(Stored items from a collection)
____

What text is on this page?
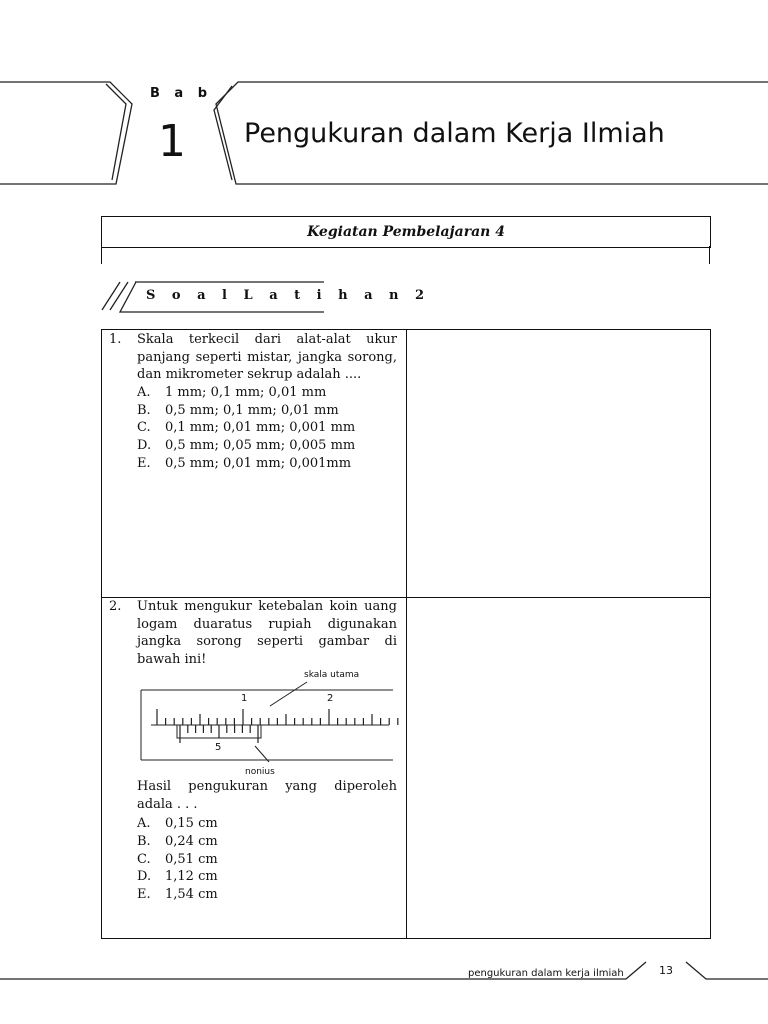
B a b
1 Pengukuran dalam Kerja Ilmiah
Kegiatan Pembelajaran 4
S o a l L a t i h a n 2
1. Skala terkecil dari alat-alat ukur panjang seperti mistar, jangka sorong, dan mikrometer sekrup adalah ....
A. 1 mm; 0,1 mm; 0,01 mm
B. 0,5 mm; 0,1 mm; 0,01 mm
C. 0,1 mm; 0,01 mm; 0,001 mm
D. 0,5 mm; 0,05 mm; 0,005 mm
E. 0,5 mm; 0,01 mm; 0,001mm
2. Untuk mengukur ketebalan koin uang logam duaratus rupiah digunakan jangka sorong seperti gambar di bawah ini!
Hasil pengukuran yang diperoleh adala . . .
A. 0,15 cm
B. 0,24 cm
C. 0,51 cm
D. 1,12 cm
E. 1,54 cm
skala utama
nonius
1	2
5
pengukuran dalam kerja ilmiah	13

____

Aim:
In the entries above, find every line holding the word "jangka" and copy it out.

The answer:
1. Skala terkecil dari alat-alat ukur panjang seperti mistar, jangka sorong, dan mikrometer sekrup adalah ....
2. Untuk mengukur ketebalan koin uang logam duaratus rupiah digunakan jangka sorong seperti gambar di bawah ini!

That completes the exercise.